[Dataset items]
○ ○ ○ ○ ○
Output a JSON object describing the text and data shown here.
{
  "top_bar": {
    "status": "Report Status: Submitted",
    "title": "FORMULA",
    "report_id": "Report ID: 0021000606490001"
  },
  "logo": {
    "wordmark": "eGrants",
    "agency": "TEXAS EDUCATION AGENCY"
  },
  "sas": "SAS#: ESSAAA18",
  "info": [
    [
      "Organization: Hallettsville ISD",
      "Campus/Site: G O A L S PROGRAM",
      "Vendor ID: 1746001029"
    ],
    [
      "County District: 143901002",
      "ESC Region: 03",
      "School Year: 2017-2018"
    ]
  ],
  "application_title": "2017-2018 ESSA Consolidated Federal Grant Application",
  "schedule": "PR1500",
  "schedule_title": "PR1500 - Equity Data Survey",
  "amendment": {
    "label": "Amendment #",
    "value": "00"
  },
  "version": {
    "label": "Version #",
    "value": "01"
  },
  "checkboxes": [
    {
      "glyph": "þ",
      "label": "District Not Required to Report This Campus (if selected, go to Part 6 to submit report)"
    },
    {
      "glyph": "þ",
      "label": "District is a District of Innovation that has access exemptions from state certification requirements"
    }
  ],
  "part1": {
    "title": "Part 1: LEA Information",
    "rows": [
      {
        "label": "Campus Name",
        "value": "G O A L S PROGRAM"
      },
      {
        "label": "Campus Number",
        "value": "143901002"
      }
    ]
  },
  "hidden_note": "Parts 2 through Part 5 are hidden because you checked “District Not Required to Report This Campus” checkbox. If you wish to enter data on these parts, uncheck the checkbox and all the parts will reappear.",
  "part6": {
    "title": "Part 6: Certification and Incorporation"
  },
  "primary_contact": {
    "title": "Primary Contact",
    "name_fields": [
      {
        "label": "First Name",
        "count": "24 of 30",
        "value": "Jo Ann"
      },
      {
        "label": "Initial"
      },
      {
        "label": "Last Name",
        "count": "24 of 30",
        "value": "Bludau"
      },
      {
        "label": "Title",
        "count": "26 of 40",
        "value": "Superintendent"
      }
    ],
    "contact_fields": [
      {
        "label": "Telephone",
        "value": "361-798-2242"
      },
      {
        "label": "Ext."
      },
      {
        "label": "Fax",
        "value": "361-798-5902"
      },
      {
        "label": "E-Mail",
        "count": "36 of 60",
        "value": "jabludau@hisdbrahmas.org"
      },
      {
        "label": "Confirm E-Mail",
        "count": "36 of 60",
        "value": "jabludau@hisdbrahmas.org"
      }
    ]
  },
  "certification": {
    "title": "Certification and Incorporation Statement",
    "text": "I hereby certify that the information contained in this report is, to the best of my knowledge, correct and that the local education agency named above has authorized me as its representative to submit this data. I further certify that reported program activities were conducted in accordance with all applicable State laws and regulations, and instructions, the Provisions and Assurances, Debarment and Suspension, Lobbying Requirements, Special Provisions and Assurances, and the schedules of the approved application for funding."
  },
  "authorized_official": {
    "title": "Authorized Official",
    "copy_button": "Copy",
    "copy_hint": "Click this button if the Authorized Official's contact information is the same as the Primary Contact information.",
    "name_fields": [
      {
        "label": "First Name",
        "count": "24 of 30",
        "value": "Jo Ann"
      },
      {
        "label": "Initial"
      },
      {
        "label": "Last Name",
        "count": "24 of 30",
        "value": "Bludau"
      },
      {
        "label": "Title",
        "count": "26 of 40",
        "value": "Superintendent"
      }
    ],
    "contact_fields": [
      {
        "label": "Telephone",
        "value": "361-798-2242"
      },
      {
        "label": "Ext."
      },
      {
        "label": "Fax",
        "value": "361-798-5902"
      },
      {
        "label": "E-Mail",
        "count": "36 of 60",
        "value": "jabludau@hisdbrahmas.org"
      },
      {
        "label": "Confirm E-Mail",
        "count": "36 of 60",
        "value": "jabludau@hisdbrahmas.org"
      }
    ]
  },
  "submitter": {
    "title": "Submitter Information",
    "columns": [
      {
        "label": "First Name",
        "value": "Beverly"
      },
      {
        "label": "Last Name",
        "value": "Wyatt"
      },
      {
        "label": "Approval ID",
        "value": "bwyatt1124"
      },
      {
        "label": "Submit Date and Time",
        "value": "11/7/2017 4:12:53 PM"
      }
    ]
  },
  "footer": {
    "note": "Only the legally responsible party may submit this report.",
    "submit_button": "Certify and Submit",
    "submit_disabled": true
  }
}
○ ○ ○ ○ ○
- _AIM OF THE EXERCISE_:
How many lines in these entries hold the string "Required"? Answer with the number alone.

- _THE RESPONSE_:
2